● OBJECTIVE
Go through the entries and transcribe each one exactly, dropping the pictures.

● EXERCISE MATERIALS
** START **
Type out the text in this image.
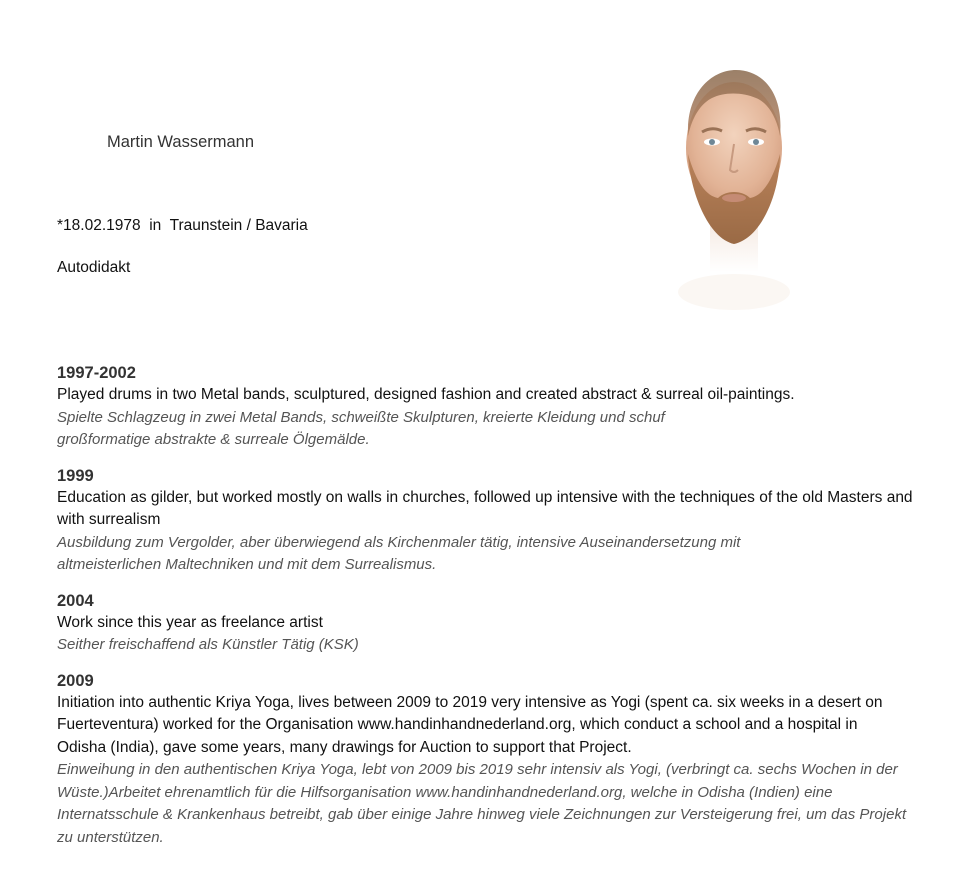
Martin Wassermann
*18.02.1978  in  Traunstein / Bavaria
Autodidakt

1997-2002

Played drums in two Metal bands, sculptured, designed fashion and created abstract & surreal oil-paintings.

Spielte Schlagzeug in zwei Metal Bands, schweißte Skulpturen, kreierte Kleidung und schuf großformatige abstrakte & surreale Ölgemälde.

1999

Education as gilder, but worked mostly on walls in churches, followed up intensive with the techniques of the old Masters and with surrealism

Ausbildung zum Vergolder, aber überwiegend als Kirchenmaler tätig, intensive Auseinandersetzung mit altmeisterlichen Maltechniken und mit dem Surrealismus.

2004

Work since this year as freelance artist

Seither freischaffend als Künstler Tätig (KSK)

2009

Initiation into authentic Kriya Yoga, lives between 2009 to 2019 very intensive as Yogi (spent ca. six weeks in a desert on Fuerteventura) worked for the Organisation www.handinhandnederland.org, which conduct a school and a hospital in Odisha (India), gave some years, many drawings for Auction to support that Project.

Einweihung in den authentischen Kriya Yoga, lebt von 2009 bis 2019 sehr intensiv als Yogi, (verbringt ca. sechs Wochen in der Wüste.)Arbeitet ehrenamtlich für die Hilfsorganisation www.handinhandnederland.org, welche in Odisha (Indien) eine Internatsschule & Krankenhaus betreibt, gab über einige Jahre hinweg viele Zeichnungen zur Versteigerung frei, um das Projekt zu unterstützen.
** END **
● OUTPUT BELOW
Type out the text in this image.
Martin Wassermann
*18.02.1978  in  Traunstein / Bavaria
Autodidakt

1997-2002

Played drums in two Metal bands, sculptured, designed fashion and created abstract & surreal oil-paintings.

Spielte Schlagzeug in zwei Metal Bands, schweißte Skulpturen, kreierte Kleidung und schuf großformatige abstrakte & surreale Ölgemälde.

1999

Education as gilder, but worked mostly on walls in churches, followed up intensive with the techniques of the old Masters and with surrealism

Ausbildung zum Vergolder, aber überwiegend als Kirchenmaler tätig, intensive Auseinandersetzung mit altmeisterlichen Maltechniken und mit dem Surrealismus.

2004

Work since this year as freelance artist

Seither freischaffend als Künstler Tätig (KSK)

2009

Initiation into authentic Kriya Yoga, lives between 2009 to 2019 very intensive as Yogi (spent ca. six weeks in a desert on Fuerteventura) worked for the Organisation www.handinhandnederland.org, which conduct a school and a hospital in Odisha (India), gave some years, many drawings for Auction to support that Project.

Einweihung in den authentischen Kriya Yoga, lebt von 2009 bis 2019 sehr intensiv als Yogi, (verbringt ca. sechs Wochen in der Wüste.)Arbeitet ehrenamtlich für die Hilfsorganisation www.handinhandnederland.org, welche in Odisha (Indien) eine Internatsschule & Krankenhaus betreibt, gab über einige Jahre hinweg viele Zeichnungen zur Versteigerung frei, um das Projekt zu unterstützen.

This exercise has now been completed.